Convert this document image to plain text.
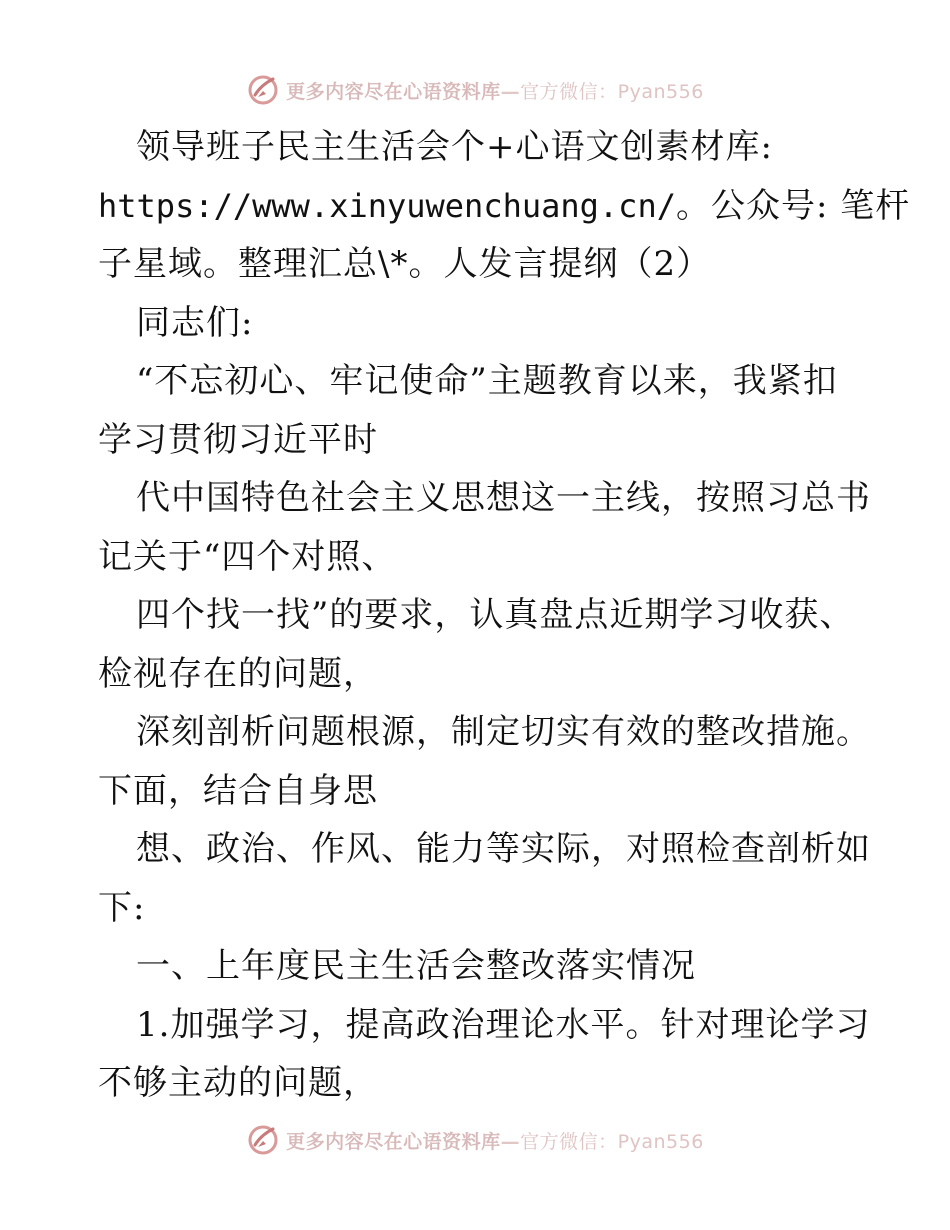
更多内容尽在心语资料库—官方微信：Pyan556
领导班子民主生活会个+心语文创素材库:
https://www.xinyuwenchuang.cn/。公众号: 笔杆
子星域。整理汇总\*。人发言提纲（2）
同志们:
“不忘初心、牢记使命”主题教育以来，我紧扣
学习贯彻习近平时
代中国特色社会主义思想这一主线，按照习总书
记关于“四个对照、
四个找一找”的要求，认真盘点近期学习收获、
检视存在的问题，
深刻剖析问题根源，制定切实有效的整改措施。
下面，结合自身思
想、政治、作风、能力等实际，对照检查剖析如
下:
一、上年度民主生活会整改落实情况
1.加强学习，提高政治理论水平。针对理论学习
不够主动的问题，
更多内容尽在心语资料库—官方微信：Pyan556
* * *
Without including any pictures, reproduce the listing exactly.

Convert this document image to plain text.
更多内容尽在心语资料库—官方微信：Pyan556
领导班子民主生活会个+心语文创素材库:
https://www.xinyuwenchuang.cn/。公众号: 笔杆
子星域。整理汇总\*。人发言提纲（2）
同志们:
“不忘初心、牢记使命”主题教育以来，我紧扣
学习贯彻习近平时
代中国特色社会主义思想这一主线，按照习总书
记关于“四个对照、
四个找一找”的要求，认真盘点近期学习收获、
检视存在的问题，
深刻剖析问题根源，制定切实有效的整改措施。
下面，结合自身思
想、政治、作风、能力等实际，对照检查剖析如
下:
一、上年度民主生活会整改落实情况
1.加强学习，提高政治理论水平。针对理论学习
不够主动的问题，
更多内容尽在心语资料库—官方微信：Pyan556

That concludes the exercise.